▸ Supplied material:
## BEGIN
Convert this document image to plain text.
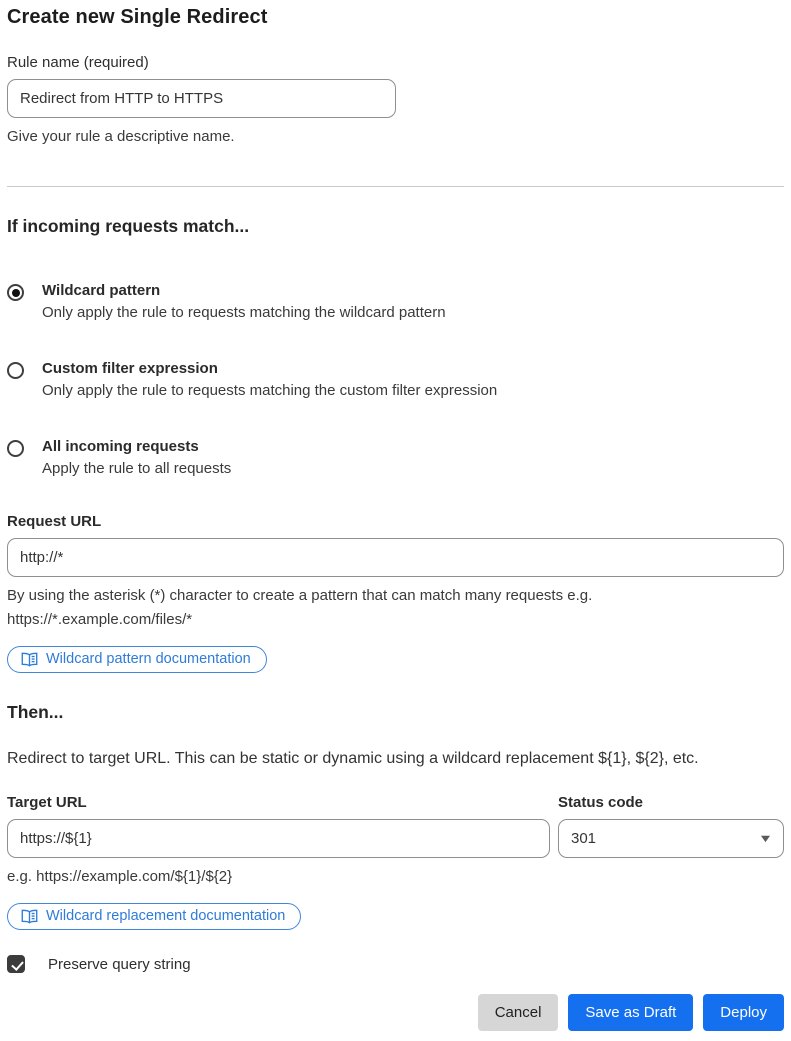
Create new Single Redirect
Rule name (required)
Redirect from HTTP to HTTPS
Give your rule a descriptive name.
If incoming requests match...
Wildcard pattern
Only apply the rule to requests matching the wildcard pattern
Custom filter expression
Only apply the rule to requests matching the custom filter expression
All incoming requests
Apply the rule to all requests
Request URL
http://*
By using the asterisk (*) character to create a pattern that can match many requests e.g.
https://*.example.com/files/*
Wildcard pattern documentation
Then...

Redirect to target URL. This can be static or dynamic using a wildcard replacement ${1}, ${2}, etc.

Target URL
https://${1}
e.g. https://example.com/${1}/${2}
Status code
301	▼
Wildcard replacement documentation
Preserve query string
Cancel	Save as Draft	Deploy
## END
▸ What this task involves: Copy each line of the records containing the string "expression".

▸ The response:
Custom filter expression
Only apply the rule to requests matching the custom filter expression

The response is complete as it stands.